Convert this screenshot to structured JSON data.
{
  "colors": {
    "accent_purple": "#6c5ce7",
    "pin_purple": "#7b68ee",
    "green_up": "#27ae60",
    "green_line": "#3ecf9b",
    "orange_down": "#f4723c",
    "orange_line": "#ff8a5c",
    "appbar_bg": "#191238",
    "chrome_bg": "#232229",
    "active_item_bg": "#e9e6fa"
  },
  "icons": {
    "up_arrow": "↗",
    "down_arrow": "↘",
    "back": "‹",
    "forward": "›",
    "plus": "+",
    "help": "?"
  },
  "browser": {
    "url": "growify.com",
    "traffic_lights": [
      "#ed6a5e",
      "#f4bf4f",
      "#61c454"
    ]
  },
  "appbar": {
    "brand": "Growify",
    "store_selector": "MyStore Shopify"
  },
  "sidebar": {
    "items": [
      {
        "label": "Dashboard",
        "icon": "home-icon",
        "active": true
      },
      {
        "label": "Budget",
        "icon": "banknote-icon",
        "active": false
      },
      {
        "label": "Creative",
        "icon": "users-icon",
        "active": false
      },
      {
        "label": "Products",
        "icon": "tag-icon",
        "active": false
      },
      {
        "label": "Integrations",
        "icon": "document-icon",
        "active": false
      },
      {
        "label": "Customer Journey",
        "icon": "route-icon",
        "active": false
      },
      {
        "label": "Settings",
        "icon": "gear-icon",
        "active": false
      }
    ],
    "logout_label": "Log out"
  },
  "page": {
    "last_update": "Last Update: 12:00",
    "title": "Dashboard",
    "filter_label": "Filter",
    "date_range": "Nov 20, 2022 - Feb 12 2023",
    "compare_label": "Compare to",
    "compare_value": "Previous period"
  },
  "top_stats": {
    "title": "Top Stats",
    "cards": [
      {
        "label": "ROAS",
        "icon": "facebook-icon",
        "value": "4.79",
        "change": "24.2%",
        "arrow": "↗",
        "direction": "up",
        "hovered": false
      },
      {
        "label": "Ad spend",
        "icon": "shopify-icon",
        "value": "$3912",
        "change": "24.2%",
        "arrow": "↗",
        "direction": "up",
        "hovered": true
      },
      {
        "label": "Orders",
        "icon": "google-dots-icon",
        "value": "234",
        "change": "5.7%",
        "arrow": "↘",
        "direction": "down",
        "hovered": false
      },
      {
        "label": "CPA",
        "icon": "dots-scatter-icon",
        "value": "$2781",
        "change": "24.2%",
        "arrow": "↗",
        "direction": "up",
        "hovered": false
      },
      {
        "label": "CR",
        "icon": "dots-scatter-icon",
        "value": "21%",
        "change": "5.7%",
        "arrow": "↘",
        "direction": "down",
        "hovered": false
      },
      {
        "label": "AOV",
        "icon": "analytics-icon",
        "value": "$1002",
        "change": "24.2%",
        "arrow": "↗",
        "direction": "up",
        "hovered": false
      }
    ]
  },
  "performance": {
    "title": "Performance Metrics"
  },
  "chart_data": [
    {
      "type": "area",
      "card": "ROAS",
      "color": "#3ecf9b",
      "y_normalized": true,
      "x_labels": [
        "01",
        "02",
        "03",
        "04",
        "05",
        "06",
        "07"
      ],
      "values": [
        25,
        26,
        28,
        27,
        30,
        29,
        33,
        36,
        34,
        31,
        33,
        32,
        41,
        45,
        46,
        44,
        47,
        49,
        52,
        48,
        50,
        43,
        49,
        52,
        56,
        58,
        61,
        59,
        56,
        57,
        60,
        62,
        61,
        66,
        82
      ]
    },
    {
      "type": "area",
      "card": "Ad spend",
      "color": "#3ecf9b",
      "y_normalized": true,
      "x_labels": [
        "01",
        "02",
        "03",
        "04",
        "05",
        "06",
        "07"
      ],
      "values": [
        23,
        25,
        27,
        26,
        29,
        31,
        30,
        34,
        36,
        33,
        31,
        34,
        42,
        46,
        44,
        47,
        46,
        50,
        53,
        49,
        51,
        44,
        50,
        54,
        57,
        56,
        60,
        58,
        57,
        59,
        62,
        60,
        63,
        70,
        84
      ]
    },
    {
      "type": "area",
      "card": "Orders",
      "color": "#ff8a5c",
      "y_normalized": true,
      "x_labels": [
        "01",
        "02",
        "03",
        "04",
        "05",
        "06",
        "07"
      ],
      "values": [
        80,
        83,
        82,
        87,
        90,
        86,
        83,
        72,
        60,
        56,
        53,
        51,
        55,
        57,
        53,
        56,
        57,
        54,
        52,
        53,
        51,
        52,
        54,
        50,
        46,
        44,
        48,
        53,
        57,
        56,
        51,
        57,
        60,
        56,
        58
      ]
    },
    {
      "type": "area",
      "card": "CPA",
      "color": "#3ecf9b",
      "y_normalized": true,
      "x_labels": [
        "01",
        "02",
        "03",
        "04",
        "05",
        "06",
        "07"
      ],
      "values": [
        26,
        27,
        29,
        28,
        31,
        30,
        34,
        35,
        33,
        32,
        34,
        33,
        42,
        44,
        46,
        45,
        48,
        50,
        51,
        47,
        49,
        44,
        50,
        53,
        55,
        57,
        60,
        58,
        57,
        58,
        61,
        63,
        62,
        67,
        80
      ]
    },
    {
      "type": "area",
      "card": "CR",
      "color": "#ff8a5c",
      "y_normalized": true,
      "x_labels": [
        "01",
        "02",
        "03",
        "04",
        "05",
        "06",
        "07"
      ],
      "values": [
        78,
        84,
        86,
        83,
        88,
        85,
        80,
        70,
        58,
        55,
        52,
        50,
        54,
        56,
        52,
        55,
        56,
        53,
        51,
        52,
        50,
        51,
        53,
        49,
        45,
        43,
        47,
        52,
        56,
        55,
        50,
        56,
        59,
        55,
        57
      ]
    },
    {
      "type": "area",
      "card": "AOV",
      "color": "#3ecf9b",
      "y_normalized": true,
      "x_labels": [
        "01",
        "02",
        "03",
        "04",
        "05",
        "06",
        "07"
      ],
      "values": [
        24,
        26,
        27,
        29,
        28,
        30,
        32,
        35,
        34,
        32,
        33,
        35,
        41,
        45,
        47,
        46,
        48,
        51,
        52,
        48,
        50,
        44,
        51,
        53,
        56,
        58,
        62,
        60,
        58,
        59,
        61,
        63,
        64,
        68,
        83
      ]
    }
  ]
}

Given task -
Quote the whole listing above, leaving nothing out.

Exercise solution -
Convert this screenshot to structured JSON data.
{
  "colors": {
    "accent_purple": "#6c5ce7",
    "pin_purple": "#7b68ee",
    "green_up": "#27ae60",
    "green_line": "#3ecf9b",
    "orange_down": "#f4723c",
    "orange_line": "#ff8a5c",
    "appbar_bg": "#191238",
    "chrome_bg": "#232229",
    "active_item_bg": "#e9e6fa"
  },
  "icons": {
    "up_arrow": "↗",
    "down_arrow": "↘",
    "back": "‹",
    "forward": "›",
    "plus": "+",
    "help": "?"
  },
  "browser": {
    "url": "growify.com",
    "traffic_lights": [
      "#ed6a5e",
      "#f4bf4f",
      "#61c454"
    ]
  },
  "appbar": {
    "brand": "Growify",
    "store_selector": "MyStore Shopify"
  },
  "sidebar": {
    "items": [
      {
        "label": "Dashboard",
        "icon": "home-icon",
        "active": true
      },
      {
        "label": "Budget",
        "icon": "banknote-icon",
        "active": false
      },
      {
        "label": "Creative",
        "icon": "users-icon",
        "active": false
      },
      {
        "label": "Products",
        "icon": "tag-icon",
        "active": false
      },
      {
        "label": "Integrations",
        "icon": "document-icon",
        "active": false
      },
      {
        "label": "Customer Journey",
        "icon": "route-icon",
        "active": false
      },
      {
        "label": "Settings",
        "icon": "gear-icon",
        "active": false
      }
    ],
    "logout_label": "Log out"
  },
  "page": {
    "last_update": "Last Update: 12:00",
    "title": "Dashboard",
    "filter_label": "Filter",
    "date_range": "Nov 20, 2022 - Feb 12 2023",
    "compare_label": "Compare to",
    "compare_value": "Previous period"
  },
  "top_stats": {
    "title": "Top Stats",
    "cards": [
      {
        "label": "ROAS",
        "icon": "facebook-icon",
        "value": "4.79",
        "change": "24.2%",
        "arrow": "↗",
        "direction": "up",
        "hovered": false
      },
      {
        "label": "Ad spend",
        "icon": "shopify-icon",
        "value": "$3912",
        "change": "24.2%",
        "arrow": "↗",
        "direction": "up",
        "hovered": true
      },
      {
        "label": "Orders",
        "icon": "google-dots-icon",
        "value": "234",
        "change": "5.7%",
        "arrow": "↘",
        "direction": "down",
        "hovered": false
      },
      {
        "label": "CPA",
        "icon": "dots-scatter-icon",
        "value": "$2781",
        "change": "24.2%",
        "arrow": "↗",
        "direction": "up",
        "hovered": false
      },
      {
        "label": "CR",
        "icon": "dots-scatter-icon",
        "value": "21%",
        "change": "5.7%",
        "arrow": "↘",
        "direction": "down",
        "hovered": false
      },
      {
        "label": "AOV",
        "icon": "analytics-icon",
        "value": "$1002",
        "change": "24.2%",
        "arrow": "↗",
        "direction": "up",
        "hovered": false
      }
    ]
  },
  "performance": {
    "title": "Performance Metrics"
  },
  "chart_data": [
    {
      "type": "area",
      "card": "ROAS",
      "color": "#3ecf9b",
      "y_normalized": true,
      "x_labels": [
        "01",
        "02",
        "03",
        "04",
        "05",
        "06",
        "07"
      ],
      "values": [
        25,
        26,
        28,
        27,
        30,
        29,
        33,
        36,
        34,
        31,
        33,
        32,
        41,
        45,
        46,
        44,
        47,
        49,
        52,
        48,
        50,
        43,
        49,
        52,
        56,
        58,
        61,
        59,
        56,
        57,
        60,
        62,
        61,
        66,
        82
      ]
    },
    {
      "type": "area",
      "card": "Ad spend",
      "color": "#3ecf9b",
      "y_normalized": true,
      "x_labels": [
        "01",
        "02",
        "03",
        "04",
        "05",
        "06",
        "07"
      ],
      "values": [
        23,
        25,
        27,
        26,
        29,
        31,
        30,
        34,
        36,
        33,
        31,
        34,
        42,
        46,
        44,
        47,
        46,
        50,
        53,
        49,
        51,
        44,
        50,
        54,
        57,
        56,
        60,
        58,
        57,
        59,
        62,
        60,
        63,
        70,
        84
      ]
    },
    {
      "type": "area",
      "card": "Orders",
      "color": "#ff8a5c",
      "y_normalized": true,
      "x_labels": [
        "01",
        "02",
        "03",
        "04",
        "05",
        "06",
        "07"
      ],
      "values": [
        80,
        83,
        82,
        87,
        90,
        86,
        83,
        72,
        60,
        56,
        53,
        51,
        55,
        57,
        53,
        56,
        57,
        54,
        52,
        53,
        51,
        52,
        54,
        50,
        46,
        44,
        48,
        53,
        57,
        56,
        51,
        57,
        60,
        56,
        58
      ]
    },
    {
      "type": "area",
      "card": "CPA",
      "color": "#3ecf9b",
      "y_normalized": true,
      "x_labels": [
        "01",
        "02",
        "03",
        "04",
        "05",
        "06",
        "07"
      ],
      "values": [
        26,
        27,
        29,
        28,
        31,
        30,
        34,
        35,
        33,
        32,
        34,
        33,
        42,
        44,
        46,
        45,
        48,
        50,
        51,
        47,
        49,
        44,
        50,
        53,
        55,
        57,
        60,
        58,
        57,
        58,
        61,
        63,
        62,
        67,
        80
      ]
    },
    {
      "type": "area",
      "card": "CR",
      "color": "#ff8a5c",
      "y_normalized": true,
      "x_labels": [
        "01",
        "02",
        "03",
        "04",
        "05",
        "06",
        "07"
      ],
      "values": [
        78,
        84,
        86,
        83,
        88,
        85,
        80,
        70,
        58,
        55,
        52,
        50,
        54,
        56,
        52,
        55,
        56,
        53,
        51,
        52,
        50,
        51,
        53,
        49,
        45,
        43,
        47,
        52,
        56,
        55,
        50,
        56,
        59,
        55,
        57
      ]
    },
    {
      "type": "area",
      "card": "AOV",
      "color": "#3ecf9b",
      "y_normalized": true,
      "x_labels": [
        "01",
        "02",
        "03",
        "04",
        "05",
        "06",
        "07"
      ],
      "values": [
        24,
        26,
        27,
        29,
        28,
        30,
        32,
        35,
        34,
        32,
        33,
        35,
        41,
        45,
        47,
        46,
        48,
        51,
        52,
        48,
        50,
        44,
        51,
        53,
        56,
        58,
        62,
        60,
        58,
        59,
        61,
        63,
        64,
        68,
        83
      ]
    }
  ]
}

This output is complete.